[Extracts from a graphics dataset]
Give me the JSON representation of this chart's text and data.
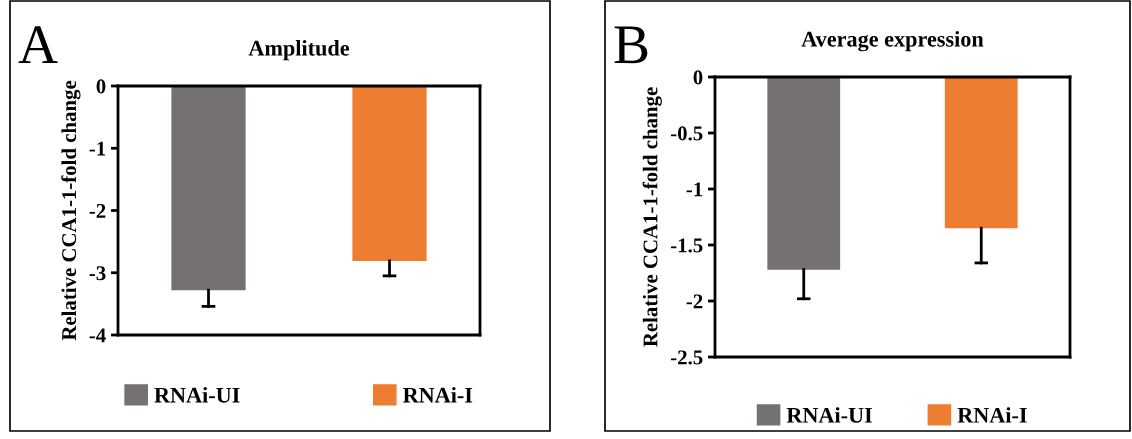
{
  "chart_data": [
    {
      "type": "bar",
      "title": "Amplitude",
      "ylabel": "Relative CCA1-1-fold change",
      "annotations": [
        "A"
      ],
      "categories": [
        null,
        null
      ],
      "series": [
        {
          "name": "RNAi-UI",
          "color": "#767171",
          "values": [
            -3.28,
            null
          ],
          "errors": [
            [
              -3.54,
              -3.28
            ],
            null
          ]
        },
        {
          "name": "RNAi-I",
          "color": "#ed7d31",
          "values": [
            null,
            -2.81
          ],
          "errors": [
            null,
            [
              -3.05,
              -2.81
            ]
          ]
        }
      ],
      "ylim": [
        -4,
        0
      ],
      "yticks": [
        {
          "value": -4,
          "label": "-4"
        },
        {
          "value": -3,
          "label": "-3"
        },
        {
          "value": -2,
          "label": "-2"
        },
        {
          "value": -1,
          "label": "-1"
        },
        0
      ],
      "grid": false,
      "legend": "bottom"
    },
    {
      "type": "bar",
      "title": "Average expression",
      "ylabel": "Relative CCA1-1-fold change",
      "annotations": [
        "B"
      ],
      "categories": [
        null,
        null
      ],
      "series": [
        {
          "name": "RNAi-UI",
          "color": "#767171",
          "values": [
            -1.72,
            null
          ],
          "errors": [
            [
              -1.98,
              -1.72
            ],
            null
          ]
        },
        {
          "name": "RNAi-I",
          "color": "#ed7d31",
          "values": [
            null,
            -1.35
          ],
          "errors": [
            null,
            [
              -1.66,
              -1.35
            ]
          ]
        }
      ],
      "ylim": [
        -2.5,
        0
      ],
      "yticks": [
        {
          "value": -2.5,
          "label": "-2.5"
        },
        {
          "value": -2,
          "label": "-2"
        },
        {
          "value": -1.5,
          "label": "-1.5"
        },
        {
          "value": -1,
          "label": "-1"
        },
        {
          "value": -0.5,
          "label": "-0.5"
        },
        0
      ],
      "grid": false,
      "legend": "bottom"
    }
  ]
}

Task description>
Without the pictures, repeat the listing above exactly.

Task solution>
Give me the JSON representation of this chart's text and data.
{
  "chart_data": [
    {
      "type": "bar",
      "title": "Amplitude",
      "ylabel": "Relative CCA1-1-fold change",
      "annotations": [
        "A"
      ],
      "categories": [
        null,
        null
      ],
      "series": [
        {
          "name": "RNAi-UI",
          "color": "#767171",
          "values": [
            -3.28,
            null
          ],
          "errors": [
            [
              -3.54,
              -3.28
            ],
            null
          ]
        },
        {
          "name": "RNAi-I",
          "color": "#ed7d31",
          "values": [
            null,
            -2.81
          ],
          "errors": [
            null,
            [
              -3.05,
              -2.81
            ]
          ]
        }
      ],
      "ylim": [
        -4,
        0
      ],
      "yticks": [
        {
          "value": -4,
          "label": "-4"
        },
        {
          "value": -3,
          "label": "-3"
        },
        {
          "value": -2,
          "label": "-2"
        },
        {
          "value": -1,
          "label": "-1"
        },
        0
      ],
      "grid": false,
      "legend": "bottom"
    },
    {
      "type": "bar",
      "title": "Average expression",
      "ylabel": "Relative CCA1-1-fold change",
      "annotations": [
        "B"
      ],
      "categories": [
        null,
        null
      ],
      "series": [
        {
          "name": "RNAi-UI",
          "color": "#767171",
          "values": [
            -1.72,
            null
          ],
          "errors": [
            [
              -1.98,
              -1.72
            ],
            null
          ]
        },
        {
          "name": "RNAi-I",
          "color": "#ed7d31",
          "values": [
            null,
            -1.35
          ],
          "errors": [
            null,
            [
              -1.66,
              -1.35
            ]
          ]
        }
      ],
      "ylim": [
        -2.5,
        0
      ],
      "yticks": [
        {
          "value": -2.5,
          "label": "-2.5"
        },
        {
          "value": -2,
          "label": "-2"
        },
        {
          "value": -1.5,
          "label": "-1.5"
        },
        {
          "value": -1,
          "label": "-1"
        },
        {
          "value": -0.5,
          "label": "-0.5"
        },
        0
      ],
      "grid": false,
      "legend": "bottom"
    }
  ]
}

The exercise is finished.